**INSTRUCTIONS TO FOLLOW**
Search the records for "alienado". Copy every line where it appears.

**TASK INPUT**
▬▬▬▬▬▬

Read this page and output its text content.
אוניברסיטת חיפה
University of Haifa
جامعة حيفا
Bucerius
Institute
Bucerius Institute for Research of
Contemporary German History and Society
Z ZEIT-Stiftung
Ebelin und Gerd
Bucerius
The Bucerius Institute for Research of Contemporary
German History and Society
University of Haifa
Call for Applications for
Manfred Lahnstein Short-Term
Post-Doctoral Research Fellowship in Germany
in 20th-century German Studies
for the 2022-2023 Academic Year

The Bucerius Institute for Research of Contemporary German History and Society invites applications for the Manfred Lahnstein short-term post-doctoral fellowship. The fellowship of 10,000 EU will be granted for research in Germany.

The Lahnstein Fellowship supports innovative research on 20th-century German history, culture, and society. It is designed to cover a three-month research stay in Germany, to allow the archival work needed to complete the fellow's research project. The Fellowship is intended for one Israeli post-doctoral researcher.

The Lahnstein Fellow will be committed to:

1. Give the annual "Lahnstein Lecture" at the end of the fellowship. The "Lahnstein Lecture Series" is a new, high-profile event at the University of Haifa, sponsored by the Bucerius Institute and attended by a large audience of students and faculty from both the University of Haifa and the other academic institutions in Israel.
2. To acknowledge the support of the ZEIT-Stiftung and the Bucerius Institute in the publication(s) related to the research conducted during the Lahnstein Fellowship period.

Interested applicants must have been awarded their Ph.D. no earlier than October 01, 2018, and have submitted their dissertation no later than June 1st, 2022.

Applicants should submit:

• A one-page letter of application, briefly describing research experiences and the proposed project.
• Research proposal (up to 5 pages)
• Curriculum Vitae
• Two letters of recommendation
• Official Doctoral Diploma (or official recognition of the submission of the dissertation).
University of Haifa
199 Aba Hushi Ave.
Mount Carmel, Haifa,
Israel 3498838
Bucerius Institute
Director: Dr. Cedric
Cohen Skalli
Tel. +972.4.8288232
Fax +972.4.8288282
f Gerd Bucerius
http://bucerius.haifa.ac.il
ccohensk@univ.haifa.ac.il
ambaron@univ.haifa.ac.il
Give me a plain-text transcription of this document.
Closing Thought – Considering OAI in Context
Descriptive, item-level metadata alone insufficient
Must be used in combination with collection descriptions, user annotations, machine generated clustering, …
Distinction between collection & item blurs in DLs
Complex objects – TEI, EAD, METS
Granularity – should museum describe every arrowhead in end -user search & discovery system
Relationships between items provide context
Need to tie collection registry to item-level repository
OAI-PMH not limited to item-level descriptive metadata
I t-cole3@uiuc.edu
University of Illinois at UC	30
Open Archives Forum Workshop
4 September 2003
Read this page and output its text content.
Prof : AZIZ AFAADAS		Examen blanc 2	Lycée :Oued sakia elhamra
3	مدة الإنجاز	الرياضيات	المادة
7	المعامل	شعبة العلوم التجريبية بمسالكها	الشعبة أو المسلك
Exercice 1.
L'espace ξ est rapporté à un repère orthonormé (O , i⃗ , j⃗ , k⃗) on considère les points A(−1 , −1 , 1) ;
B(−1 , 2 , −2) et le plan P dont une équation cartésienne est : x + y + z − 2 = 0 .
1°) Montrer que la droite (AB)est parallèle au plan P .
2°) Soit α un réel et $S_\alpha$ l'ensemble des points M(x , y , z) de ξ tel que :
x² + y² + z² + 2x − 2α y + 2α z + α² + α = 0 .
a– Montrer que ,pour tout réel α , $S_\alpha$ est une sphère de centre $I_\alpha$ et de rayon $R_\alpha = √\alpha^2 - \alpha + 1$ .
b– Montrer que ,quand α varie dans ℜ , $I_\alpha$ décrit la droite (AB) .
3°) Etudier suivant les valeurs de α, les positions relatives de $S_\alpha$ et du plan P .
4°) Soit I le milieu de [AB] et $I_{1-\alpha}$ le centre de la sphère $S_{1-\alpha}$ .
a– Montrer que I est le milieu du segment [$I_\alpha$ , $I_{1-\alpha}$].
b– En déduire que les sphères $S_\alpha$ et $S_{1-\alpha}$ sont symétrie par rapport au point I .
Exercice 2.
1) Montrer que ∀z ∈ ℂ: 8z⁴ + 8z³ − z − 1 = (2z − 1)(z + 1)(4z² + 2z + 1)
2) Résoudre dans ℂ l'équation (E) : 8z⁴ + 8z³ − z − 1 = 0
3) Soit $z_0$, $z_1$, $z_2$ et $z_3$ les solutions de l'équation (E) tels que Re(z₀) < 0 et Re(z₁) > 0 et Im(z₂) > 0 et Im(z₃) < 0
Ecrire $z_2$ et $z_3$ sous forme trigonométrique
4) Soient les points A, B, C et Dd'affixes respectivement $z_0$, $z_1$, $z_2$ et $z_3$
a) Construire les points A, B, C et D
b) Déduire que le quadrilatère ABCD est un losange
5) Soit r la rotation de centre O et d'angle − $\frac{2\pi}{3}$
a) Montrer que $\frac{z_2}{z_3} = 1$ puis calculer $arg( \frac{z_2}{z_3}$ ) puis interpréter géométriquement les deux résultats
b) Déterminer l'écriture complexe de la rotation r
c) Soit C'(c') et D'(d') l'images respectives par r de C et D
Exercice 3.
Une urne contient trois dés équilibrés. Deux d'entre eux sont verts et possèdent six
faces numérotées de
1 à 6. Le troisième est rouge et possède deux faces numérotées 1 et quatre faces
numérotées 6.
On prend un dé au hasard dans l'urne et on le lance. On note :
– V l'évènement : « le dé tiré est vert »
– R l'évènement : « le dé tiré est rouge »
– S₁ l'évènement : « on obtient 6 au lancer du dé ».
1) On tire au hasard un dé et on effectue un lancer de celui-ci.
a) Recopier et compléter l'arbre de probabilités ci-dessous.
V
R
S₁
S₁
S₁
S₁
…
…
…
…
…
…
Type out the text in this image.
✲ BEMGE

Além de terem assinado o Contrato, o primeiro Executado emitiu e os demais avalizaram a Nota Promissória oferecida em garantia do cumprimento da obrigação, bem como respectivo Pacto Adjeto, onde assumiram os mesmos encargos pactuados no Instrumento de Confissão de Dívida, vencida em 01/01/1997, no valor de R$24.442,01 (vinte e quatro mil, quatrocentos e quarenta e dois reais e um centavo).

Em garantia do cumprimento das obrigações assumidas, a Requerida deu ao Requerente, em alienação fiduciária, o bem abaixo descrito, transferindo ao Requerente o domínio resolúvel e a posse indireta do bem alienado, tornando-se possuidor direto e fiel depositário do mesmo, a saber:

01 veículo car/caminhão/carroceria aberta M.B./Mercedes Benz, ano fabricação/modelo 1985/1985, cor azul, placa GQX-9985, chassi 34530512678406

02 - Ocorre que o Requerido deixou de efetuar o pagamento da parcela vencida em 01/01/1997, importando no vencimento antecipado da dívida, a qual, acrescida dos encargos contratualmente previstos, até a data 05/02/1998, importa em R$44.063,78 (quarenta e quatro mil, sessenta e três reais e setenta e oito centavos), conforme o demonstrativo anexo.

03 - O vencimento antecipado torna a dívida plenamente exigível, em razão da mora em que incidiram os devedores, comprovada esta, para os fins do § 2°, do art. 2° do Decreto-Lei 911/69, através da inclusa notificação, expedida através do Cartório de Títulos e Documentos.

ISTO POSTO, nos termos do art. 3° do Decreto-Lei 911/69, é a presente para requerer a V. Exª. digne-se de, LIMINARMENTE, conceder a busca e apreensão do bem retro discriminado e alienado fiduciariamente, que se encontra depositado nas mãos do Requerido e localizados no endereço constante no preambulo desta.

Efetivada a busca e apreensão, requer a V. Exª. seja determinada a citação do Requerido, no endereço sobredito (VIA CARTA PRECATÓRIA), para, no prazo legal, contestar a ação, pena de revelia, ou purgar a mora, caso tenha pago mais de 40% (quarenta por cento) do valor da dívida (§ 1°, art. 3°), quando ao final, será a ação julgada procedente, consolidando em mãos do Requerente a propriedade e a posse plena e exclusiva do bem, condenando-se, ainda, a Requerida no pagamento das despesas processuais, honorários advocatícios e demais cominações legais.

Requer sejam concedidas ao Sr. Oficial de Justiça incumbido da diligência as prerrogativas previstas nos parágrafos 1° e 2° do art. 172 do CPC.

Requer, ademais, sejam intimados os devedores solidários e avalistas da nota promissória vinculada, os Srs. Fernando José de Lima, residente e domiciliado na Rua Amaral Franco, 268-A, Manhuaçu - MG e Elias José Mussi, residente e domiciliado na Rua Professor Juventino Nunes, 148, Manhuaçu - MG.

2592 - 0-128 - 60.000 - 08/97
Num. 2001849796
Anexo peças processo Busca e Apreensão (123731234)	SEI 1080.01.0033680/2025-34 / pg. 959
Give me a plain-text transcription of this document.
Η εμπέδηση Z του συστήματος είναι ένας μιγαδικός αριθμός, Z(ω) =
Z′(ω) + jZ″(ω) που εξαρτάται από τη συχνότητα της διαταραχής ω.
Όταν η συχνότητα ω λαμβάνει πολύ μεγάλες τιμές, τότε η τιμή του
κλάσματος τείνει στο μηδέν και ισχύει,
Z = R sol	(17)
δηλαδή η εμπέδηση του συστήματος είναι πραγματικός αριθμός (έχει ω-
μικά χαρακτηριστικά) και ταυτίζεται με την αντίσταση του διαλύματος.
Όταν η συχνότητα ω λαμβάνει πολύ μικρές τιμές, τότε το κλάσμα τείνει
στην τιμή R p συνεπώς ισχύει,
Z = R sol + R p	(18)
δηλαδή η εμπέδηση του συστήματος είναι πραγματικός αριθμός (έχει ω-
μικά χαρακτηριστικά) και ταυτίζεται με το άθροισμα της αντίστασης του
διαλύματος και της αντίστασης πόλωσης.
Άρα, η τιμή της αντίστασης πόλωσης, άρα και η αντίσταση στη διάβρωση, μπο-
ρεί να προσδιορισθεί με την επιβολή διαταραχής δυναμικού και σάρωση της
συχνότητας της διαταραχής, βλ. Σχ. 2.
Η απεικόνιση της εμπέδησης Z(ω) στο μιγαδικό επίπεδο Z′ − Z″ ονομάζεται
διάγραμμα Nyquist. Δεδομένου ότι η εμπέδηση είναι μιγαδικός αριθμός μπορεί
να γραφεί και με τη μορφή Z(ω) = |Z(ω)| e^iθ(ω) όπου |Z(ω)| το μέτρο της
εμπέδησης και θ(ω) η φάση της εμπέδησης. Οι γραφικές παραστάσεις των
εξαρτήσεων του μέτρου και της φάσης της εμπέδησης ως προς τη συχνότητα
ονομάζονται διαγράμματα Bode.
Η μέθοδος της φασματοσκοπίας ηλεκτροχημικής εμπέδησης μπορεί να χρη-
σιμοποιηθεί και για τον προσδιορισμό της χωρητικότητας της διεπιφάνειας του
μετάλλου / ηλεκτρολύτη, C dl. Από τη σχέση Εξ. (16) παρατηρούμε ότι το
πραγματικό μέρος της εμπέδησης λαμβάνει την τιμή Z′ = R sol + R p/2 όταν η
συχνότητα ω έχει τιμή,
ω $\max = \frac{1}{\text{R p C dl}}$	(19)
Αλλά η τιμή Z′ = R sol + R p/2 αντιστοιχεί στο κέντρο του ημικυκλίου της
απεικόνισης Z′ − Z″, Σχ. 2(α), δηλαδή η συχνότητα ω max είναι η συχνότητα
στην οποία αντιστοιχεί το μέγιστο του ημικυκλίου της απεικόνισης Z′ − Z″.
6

▬▬▬▬▬▬

**EXERCISE OUTPUT**
Em garantia do cumprimento das obrigações assumidas, a Requerida deu ao Requerente, em alienação fiduciária, o bem abaixo descrito, transferindo ao Requerente o domínio resolúvel e a posse indireta do bem alienado, tornando-se possuidor direto e fiel depositário do mesmo, a saber:
ISTO POSTO, nos termos do art. 3° do Decreto-Lei 911/69, é a presente para requerer a V. Exª. digne-se de, LIMINARMENTE, conceder a busca e apreensão do bem retro discriminado e alienado fiduciariamente, que se encontra depositado nas mãos do Requerido e localizados no endereço constante no preambulo desta.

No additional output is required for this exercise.